* _PROBLEM DETAILS_
Nothing is to be altered. Print each record in full.

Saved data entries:
────────────────

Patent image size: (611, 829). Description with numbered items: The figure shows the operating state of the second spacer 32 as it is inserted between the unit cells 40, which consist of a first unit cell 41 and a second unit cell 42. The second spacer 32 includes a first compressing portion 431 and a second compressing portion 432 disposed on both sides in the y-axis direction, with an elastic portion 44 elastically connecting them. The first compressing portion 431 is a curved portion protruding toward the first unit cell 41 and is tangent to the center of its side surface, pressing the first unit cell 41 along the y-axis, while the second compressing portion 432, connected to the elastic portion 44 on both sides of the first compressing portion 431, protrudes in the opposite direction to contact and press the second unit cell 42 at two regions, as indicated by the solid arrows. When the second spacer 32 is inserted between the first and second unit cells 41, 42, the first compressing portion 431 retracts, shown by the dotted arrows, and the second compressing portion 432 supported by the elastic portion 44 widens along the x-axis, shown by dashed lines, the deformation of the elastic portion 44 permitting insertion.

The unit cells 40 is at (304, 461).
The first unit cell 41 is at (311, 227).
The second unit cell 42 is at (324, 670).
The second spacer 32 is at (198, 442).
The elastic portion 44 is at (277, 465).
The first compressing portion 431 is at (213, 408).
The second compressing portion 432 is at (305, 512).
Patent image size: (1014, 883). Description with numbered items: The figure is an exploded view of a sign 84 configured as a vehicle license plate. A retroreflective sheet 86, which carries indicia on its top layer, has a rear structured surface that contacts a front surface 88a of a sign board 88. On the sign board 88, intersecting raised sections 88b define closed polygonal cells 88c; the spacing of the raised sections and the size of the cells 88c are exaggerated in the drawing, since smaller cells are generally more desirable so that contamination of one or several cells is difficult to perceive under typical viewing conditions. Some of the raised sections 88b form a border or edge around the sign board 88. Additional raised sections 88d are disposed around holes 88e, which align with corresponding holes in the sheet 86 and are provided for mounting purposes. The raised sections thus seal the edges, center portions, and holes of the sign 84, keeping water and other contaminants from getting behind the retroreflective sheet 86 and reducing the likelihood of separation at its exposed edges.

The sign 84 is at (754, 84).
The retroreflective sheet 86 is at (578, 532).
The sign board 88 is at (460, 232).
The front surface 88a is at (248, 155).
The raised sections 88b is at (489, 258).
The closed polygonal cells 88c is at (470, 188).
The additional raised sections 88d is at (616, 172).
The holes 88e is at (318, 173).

────────────────

* _SOLVED PROBLEM_
Patent image size: (611, 829). Description with numbered items: The figure shows the operating state of the second spacer 32 as it is inserted between the unit cells 40, which consist of a first unit cell 41 and a second unit cell 42. The second spacer 32 includes a first compressing portion 431 and a second compressing portion 432 disposed on both sides in the y-axis direction, with an elastic portion 44 elastically connecting them. The first compressing portion 431 is a curved portion protruding toward the first unit cell 41 and is tangent to the center of its side surface, pressing the first unit cell 41 along the y-axis, while the second compressing portion 432, connected to the elastic portion 44 on both sides of the first compressing portion 431, protrudes in the opposite direction to contact and press the second unit cell 42 at two regions, as indicated by the solid arrows. When the second spacer 32 is inserted between the first and second unit cells 41, 42, the first compressing portion 431 retracts, shown by the dotted arrows, and the second compressing portion 432 supported by the elastic portion 44 widens along the x-axis, shown by dashed lines, the deformation of the elastic portion 44 permitting insertion.

The unit cells 40 is at (304, 461).
The first unit cell 41 is at (311, 227).
The second unit cell 42 is at (324, 670).
The second spacer 32 is at (198, 442).
The elastic portion 44 is at (277, 465).
The first compressing portion 431 is at (213, 408).
The second compressing portion 432 is at (305, 512).
Patent image size: (1014, 883). Description with numbered items: The figure is an exploded view of a sign 84 configured as a vehicle license plate. A retroreflective sheet 86, which carries indicia on its top layer, has a rear structured surface that contacts a front surface 88a of a sign board 88. On the sign board 88, intersecting raised sections 88b define closed polygonal cells 88c; the spacing of the raised sections and the size of the cells 88c are exaggerated in the drawing, since smaller cells are generally more desirable so that contamination of one or several cells is difficult to perceive under typical viewing conditions. Some of the raised sections 88b form a border or edge around the sign board 88. Additional raised sections 88d are disposed around holes 88e, which align with corresponding holes in the sheet 86 and are provided for mounting purposes. The raised sections thus seal the edges, center portions, and holes of the sign 84, keeping water and other contaminants from getting behind the retroreflective sheet 86 and reducing the likelihood of separation at its exposed edges.

The sign 84 is at (754, 84).
The retroreflective sheet 86 is at (578, 532).
The sign board 88 is at (460, 232).
The front surface 88a is at (248, 155).
The raised sections 88b is at (489, 258).
The closed polygonal cells 88c is at (470, 188).
The additional raised sections 88d is at (616, 172).
The holes 88e is at (318, 173).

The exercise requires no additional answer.